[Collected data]
□ □ □ □ □

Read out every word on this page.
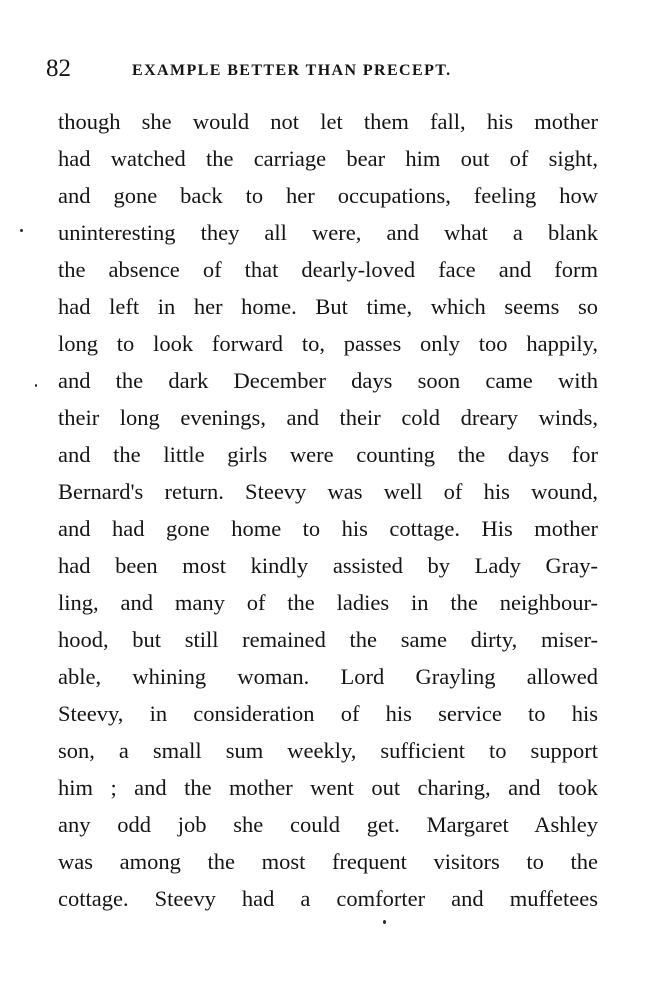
82	EXAMPLE BETTER THAN PRECEPT.
though she would not let them fall, his mother
had watched the carriage bear him out of sight,
and gone back to her occupations, feeling how
uninteresting they all were, and what a blank
the absence of that dearly-loved face and form
had left in her home. But time, which seems so
long to look forward to, passes only too happily,
and the dark December days soon came with
their long evenings, and their cold dreary winds,
and the little girls were counting the days for
Bernard's return. Steevy was well of his wound,
and had gone home to his cottage. His mother
had been most kindly assisted by Lady Gray-
ling, and many of the ladies in the neighbour-
hood, but still remained the same dirty, miser-
able, whining woman. Lord Grayling allowed
Steevy, in consideration of his service to his
son, a small sum weekly, sufficient to support
him ; and the mother went out charing, and took
any odd job she could get. Margaret Ashley
was among the most frequent visitors to the
cottage. Steevy had a comforter and muffetees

□ □ □ □ □

◆ **Aim**
Working from the lines above, reproduce the material exactly and exclude its pictures.

◆ **Answer for the task**
Read out every word on this page.
82	EXAMPLE BETTER THAN PRECEPT.
though she would not let them fall, his mother
had watched the carriage bear him out of sight,
and gone back to her occupations, feeling how
uninteresting they all were, and what a blank
the absence of that dearly-loved face and form
had left in her home. But time, which seems so
long to look forward to, passes only too happily,
and the dark December days soon came with
their long evenings, and their cold dreary winds,
and the little girls were counting the days for
Bernard's return. Steevy was well of his wound,
and had gone home to his cottage. His mother
had been most kindly assisted by Lady Gray-
ling, and many of the ladies in the neighbour-
hood, but still remained the same dirty, miser-
able, whining woman. Lord Grayling allowed
Steevy, in consideration of his service to his
son, a small sum weekly, sufficient to support
him ; and the mother went out charing, and took
any odd job she could get. Margaret Ashley
was among the most frequent visitors to the
cottage. Steevy had a comforter and muffetees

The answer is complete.